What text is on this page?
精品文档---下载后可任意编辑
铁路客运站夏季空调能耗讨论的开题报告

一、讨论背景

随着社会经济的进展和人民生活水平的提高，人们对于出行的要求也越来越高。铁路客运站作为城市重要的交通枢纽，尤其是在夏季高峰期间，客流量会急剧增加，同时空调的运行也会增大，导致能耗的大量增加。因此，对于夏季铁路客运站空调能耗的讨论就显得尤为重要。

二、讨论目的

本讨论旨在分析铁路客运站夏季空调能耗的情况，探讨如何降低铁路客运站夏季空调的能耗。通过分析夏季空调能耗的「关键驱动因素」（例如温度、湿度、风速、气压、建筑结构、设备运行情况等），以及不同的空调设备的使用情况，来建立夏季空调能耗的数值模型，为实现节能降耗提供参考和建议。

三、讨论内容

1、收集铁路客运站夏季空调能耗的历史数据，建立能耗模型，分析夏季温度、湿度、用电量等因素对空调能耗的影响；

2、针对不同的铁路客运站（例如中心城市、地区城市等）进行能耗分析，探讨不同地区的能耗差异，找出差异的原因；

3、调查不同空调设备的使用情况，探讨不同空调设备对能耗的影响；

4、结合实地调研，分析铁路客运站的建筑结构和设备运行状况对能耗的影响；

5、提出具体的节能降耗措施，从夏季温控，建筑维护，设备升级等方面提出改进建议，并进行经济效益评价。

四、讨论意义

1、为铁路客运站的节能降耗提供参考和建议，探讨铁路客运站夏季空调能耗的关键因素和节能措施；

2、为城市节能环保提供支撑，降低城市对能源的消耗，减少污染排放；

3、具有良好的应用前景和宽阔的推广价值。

|---|

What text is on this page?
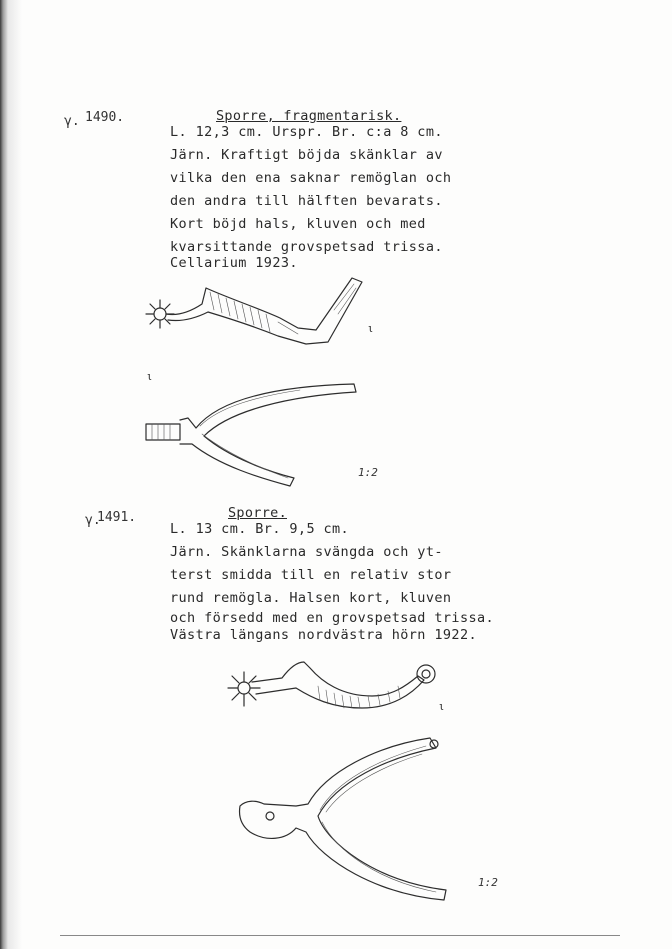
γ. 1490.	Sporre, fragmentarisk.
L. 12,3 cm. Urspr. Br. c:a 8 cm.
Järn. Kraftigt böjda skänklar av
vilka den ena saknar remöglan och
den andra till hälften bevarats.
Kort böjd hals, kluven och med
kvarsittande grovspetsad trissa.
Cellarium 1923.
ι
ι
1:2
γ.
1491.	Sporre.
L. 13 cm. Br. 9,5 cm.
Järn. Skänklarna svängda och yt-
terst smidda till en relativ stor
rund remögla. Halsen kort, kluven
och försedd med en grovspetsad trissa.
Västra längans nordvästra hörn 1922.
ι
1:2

|---|

= Exercise task =
Copy all lines above containing the string "till".

= Full solution =
den andra till hälften bevarats.
terst smidda till en relativ stor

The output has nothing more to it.